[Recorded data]
* begin *

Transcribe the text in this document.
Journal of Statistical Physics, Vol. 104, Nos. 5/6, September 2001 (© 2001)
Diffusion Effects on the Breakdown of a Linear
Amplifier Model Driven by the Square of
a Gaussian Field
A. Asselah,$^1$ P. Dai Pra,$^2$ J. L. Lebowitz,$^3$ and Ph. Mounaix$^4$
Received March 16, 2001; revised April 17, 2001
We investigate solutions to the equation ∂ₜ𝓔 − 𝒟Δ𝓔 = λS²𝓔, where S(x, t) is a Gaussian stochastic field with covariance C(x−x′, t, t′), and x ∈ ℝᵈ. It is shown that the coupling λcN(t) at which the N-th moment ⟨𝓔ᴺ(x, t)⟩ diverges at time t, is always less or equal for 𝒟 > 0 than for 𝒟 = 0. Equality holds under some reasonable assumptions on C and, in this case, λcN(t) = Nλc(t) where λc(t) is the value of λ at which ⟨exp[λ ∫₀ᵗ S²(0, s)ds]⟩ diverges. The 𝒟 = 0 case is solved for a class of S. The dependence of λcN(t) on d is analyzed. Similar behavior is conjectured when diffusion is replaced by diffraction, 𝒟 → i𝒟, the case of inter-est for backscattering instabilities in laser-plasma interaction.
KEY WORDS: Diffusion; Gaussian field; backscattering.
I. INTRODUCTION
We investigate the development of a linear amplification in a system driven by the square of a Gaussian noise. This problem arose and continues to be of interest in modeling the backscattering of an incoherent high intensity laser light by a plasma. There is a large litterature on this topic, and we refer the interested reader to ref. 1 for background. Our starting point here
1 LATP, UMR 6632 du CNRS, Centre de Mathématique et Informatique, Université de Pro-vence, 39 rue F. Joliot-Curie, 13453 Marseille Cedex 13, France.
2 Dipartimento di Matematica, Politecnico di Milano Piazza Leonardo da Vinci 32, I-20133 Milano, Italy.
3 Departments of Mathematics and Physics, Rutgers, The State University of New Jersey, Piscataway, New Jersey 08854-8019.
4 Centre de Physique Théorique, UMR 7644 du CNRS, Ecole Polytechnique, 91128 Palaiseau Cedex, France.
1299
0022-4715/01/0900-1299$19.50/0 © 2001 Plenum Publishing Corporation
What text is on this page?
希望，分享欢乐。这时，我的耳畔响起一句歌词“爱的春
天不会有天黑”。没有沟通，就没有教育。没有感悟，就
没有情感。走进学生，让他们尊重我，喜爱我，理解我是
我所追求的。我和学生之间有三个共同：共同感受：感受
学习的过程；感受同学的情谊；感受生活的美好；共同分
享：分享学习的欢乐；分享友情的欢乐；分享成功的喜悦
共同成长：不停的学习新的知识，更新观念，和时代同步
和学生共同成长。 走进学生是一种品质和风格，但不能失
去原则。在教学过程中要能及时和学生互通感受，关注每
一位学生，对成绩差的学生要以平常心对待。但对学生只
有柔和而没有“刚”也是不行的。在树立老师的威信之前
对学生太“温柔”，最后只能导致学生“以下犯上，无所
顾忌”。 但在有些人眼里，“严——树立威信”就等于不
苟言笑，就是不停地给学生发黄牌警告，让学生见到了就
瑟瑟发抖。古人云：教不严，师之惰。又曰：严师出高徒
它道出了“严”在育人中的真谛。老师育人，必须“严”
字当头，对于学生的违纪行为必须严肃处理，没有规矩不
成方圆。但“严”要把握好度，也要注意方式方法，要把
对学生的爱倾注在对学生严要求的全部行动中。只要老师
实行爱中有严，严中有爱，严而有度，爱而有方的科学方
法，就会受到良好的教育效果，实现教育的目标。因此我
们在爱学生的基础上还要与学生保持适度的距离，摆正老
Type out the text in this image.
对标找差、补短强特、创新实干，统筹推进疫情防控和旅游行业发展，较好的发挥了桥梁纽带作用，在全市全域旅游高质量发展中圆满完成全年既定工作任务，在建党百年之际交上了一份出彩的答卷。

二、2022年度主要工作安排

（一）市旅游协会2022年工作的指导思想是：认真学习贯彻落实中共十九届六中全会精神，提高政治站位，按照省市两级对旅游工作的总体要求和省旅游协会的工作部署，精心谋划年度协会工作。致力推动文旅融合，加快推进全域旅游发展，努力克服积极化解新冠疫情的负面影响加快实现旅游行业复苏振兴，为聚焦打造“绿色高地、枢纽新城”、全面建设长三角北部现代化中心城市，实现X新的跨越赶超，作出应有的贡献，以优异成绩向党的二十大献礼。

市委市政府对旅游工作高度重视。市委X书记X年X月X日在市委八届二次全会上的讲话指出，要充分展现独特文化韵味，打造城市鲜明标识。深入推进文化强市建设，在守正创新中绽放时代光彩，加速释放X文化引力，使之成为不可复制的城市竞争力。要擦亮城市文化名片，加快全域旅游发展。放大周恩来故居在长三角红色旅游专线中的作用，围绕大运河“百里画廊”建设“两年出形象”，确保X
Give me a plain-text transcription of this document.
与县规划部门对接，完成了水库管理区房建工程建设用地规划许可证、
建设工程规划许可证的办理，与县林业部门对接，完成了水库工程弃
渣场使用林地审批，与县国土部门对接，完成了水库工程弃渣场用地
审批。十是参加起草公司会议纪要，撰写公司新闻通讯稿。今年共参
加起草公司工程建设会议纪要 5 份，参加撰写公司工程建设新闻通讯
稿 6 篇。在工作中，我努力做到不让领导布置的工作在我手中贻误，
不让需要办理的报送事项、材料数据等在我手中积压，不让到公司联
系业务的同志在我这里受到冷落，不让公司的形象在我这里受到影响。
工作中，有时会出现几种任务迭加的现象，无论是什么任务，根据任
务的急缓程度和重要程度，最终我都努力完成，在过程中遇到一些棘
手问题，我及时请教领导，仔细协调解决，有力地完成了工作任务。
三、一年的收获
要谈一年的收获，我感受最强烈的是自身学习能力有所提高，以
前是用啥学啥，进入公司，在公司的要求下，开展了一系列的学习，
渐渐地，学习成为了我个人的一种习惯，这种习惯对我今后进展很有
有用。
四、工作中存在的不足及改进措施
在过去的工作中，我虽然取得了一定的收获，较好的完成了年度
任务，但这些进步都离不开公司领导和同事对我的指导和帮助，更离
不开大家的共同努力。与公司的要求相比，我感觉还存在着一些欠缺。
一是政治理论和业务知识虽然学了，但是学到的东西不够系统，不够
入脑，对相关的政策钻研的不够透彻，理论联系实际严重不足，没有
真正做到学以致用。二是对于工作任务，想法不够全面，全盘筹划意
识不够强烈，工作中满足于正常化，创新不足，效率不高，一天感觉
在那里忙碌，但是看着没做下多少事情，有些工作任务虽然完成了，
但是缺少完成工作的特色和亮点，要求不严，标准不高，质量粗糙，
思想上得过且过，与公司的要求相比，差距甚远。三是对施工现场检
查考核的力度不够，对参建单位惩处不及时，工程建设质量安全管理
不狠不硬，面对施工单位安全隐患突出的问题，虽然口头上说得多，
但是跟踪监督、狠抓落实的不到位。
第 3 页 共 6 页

* end *

▶ _WHAT TO PRODUCE_: Copy down the material exactly as written.

▶ _WORKED SOLUTION_:
Transcribe the text in this document.
Journal of Statistical Physics, Vol. 104, Nos. 5/6, September 2001 (© 2001)
Diffusion Effects on the Breakdown of a Linear
Amplifier Model Driven by the Square of
a Gaussian Field
A. Asselah,$^1$ P. Dai Pra,$^2$ J. L. Lebowitz,$^3$ and Ph. Mounaix$^4$
Received March 16, 2001; revised April 17, 2001
We investigate solutions to the equation ∂ₜ𝓔 − 𝒟Δ𝓔 = λS²𝓔, where S(x, t) is a Gaussian stochastic field with covariance C(x−x′, t, t′), and x ∈ ℝᵈ. It is shown that the coupling λcN(t) at which the N-th moment ⟨𝓔ᴺ(x, t)⟩ diverges at time t, is always less or equal for 𝒟 > 0 than for 𝒟 = 0. Equality holds under some reasonable assumptions on C and, in this case, λcN(t) = Nλc(t) where λc(t) is the value of λ at which ⟨exp[λ ∫₀ᵗ S²(0, s)ds]⟩ diverges. The 𝒟 = 0 case is solved for a class of S. The dependence of λcN(t) on d is analyzed. Similar behavior is conjectured when diffusion is replaced by diffraction, 𝒟 → i𝒟, the case of inter-est for backscattering instabilities in laser-plasma interaction.
KEY WORDS: Diffusion; Gaussian field; backscattering.
I. INTRODUCTION
We investigate the development of a linear amplification in a system driven by the square of a Gaussian noise. This problem arose and continues to be of interest in modeling the backscattering of an incoherent high intensity laser light by a plasma. There is a large litterature on this topic, and we refer the interested reader to ref. 1 for background. Our starting point here
1 LATP, UMR 6632 du CNRS, Centre de Mathématique et Informatique, Université de Pro-vence, 39 rue F. Joliot-Curie, 13453 Marseille Cedex 13, France.
2 Dipartimento di Matematica, Politecnico di Milano Piazza Leonardo da Vinci 32, I-20133 Milano, Italy.
3 Departments of Mathematics and Physics, Rutgers, The State University of New Jersey, Piscataway, New Jersey 08854-8019.
4 Centre de Physique Théorique, UMR 7644 du CNRS, Ecole Polytechnique, 91128 Palaiseau Cedex, France.
1299
0022-4715/01/0900-1299$19.50/0 © 2001 Plenum Publishing Corporation
What text is on this page?
希望，分享欢乐。这时，我的耳畔响起一句歌词“爱的春
天不会有天黑”。没有沟通，就没有教育。没有感悟，就
没有情感。走进学生，让他们尊重我，喜爱我，理解我是
我所追求的。我和学生之间有三个共同：共同感受：感受
学习的过程；感受同学的情谊；感受生活的美好；共同分
享：分享学习的欢乐；分享友情的欢乐；分享成功的喜悦
共同成长：不停的学习新的知识，更新观念，和时代同步
和学生共同成长。 走进学生是一种品质和风格，但不能失
去原则。在教学过程中要能及时和学生互通感受，关注每
一位学生，对成绩差的学生要以平常心对待。但对学生只
有柔和而没有“刚”也是不行的。在树立老师的威信之前
对学生太“温柔”，最后只能导致学生“以下犯上，无所
顾忌”。 但在有些人眼里，“严——树立威信”就等于不
苟言笑，就是不停地给学生发黄牌警告，让学生见到了就
瑟瑟发抖。古人云：教不严，师之惰。又曰：严师出高徒
它道出了“严”在育人中的真谛。老师育人，必须“严”
字当头，对于学生的违纪行为必须严肃处理，没有规矩不
成方圆。但“严”要把握好度，也要注意方式方法，要把
对学生的爱倾注在对学生严要求的全部行动中。只要老师
实行爱中有严，严中有爱，严而有度，爱而有方的科学方
法，就会受到良好的教育效果，实现教育的目标。因此我
们在爱学生的基础上还要与学生保持适度的距离，摆正老
Type out the text in this image.
对标找差、补短强特、创新实干，统筹推进疫情防控和旅游行业发展，较好的发挥了桥梁纽带作用，在全市全域旅游高质量发展中圆满完成全年既定工作任务，在建党百年之际交上了一份出彩的答卷。

二、2022年度主要工作安排

（一）市旅游协会2022年工作的指导思想是：认真学习贯彻落实中共十九届六中全会精神，提高政治站位，按照省市两级对旅游工作的总体要求和省旅游协会的工作部署，精心谋划年度协会工作。致力推动文旅融合，加快推进全域旅游发展，努力克服积极化解新冠疫情的负面影响加快实现旅游行业复苏振兴，为聚焦打造“绿色高地、枢纽新城”、全面建设长三角北部现代化中心城市，实现X新的跨越赶超，作出应有的贡献，以优异成绩向党的二十大献礼。

市委市政府对旅游工作高度重视。市委X书记X年X月X日在市委八届二次全会上的讲话指出，要充分展现独特文化韵味，打造城市鲜明标识。深入推进文化强市建设，在守正创新中绽放时代光彩，加速释放X文化引力，使之成为不可复制的城市竞争力。要擦亮城市文化名片，加快全域旅游发展。放大周恩来故居在长三角红色旅游专线中的作用，围绕大运河“百里画廊”建设“两年出形象”，确保X
Give me a plain-text transcription of this document.
与县规划部门对接，完成了水库管理区房建工程建设用地规划许可证、
建设工程规划许可证的办理，与县林业部门对接，完成了水库工程弃
渣场使用林地审批，与县国土部门对接，完成了水库工程弃渣场用地
审批。十是参加起草公司会议纪要，撰写公司新闻通讯稿。今年共参
加起草公司工程建设会议纪要 5 份，参加撰写公司工程建设新闻通讯
稿 6 篇。在工作中，我努力做到不让领导布置的工作在我手中贻误，
不让需要办理的报送事项、材料数据等在我手中积压，不让到公司联
系业务的同志在我这里受到冷落，不让公司的形象在我这里受到影响。
工作中，有时会出现几种任务迭加的现象，无论是什么任务，根据任
务的急缓程度和重要程度，最终我都努力完成，在过程中遇到一些棘
手问题，我及时请教领导，仔细协调解决，有力地完成了工作任务。
三、一年的收获
要谈一年的收获，我感受最强烈的是自身学习能力有所提高，以
前是用啥学啥，进入公司，在公司的要求下，开展了一系列的学习，
渐渐地，学习成为了我个人的一种习惯，这种习惯对我今后进展很有
有用。
四、工作中存在的不足及改进措施
在过去的工作中，我虽然取得了一定的收获，较好的完成了年度
任务，但这些进步都离不开公司领导和同事对我的指导和帮助，更离
不开大家的共同努力。与公司的要求相比，我感觉还存在着一些欠缺。
一是政治理论和业务知识虽然学了，但是学到的东西不够系统，不够
入脑，对相关的政策钻研的不够透彻，理论联系实际严重不足，没有
真正做到学以致用。二是对于工作任务，想法不够全面，全盘筹划意
识不够强烈，工作中满足于正常化，创新不足，效率不高，一天感觉
在那里忙碌，但是看着没做下多少事情，有些工作任务虽然完成了，
但是缺少完成工作的特色和亮点，要求不严，标准不高，质量粗糙，
思想上得过且过，与公司的要求相比，差距甚远。三是对施工现场检
查考核的力度不够，对参建单位惩处不及时，工程建设质量安全管理
不狠不硬，面对施工单位安全隐患突出的问题，虽然口头上说得多，
但是跟踪监督、狠抓落实的不到位。
第 3 页 共 6 页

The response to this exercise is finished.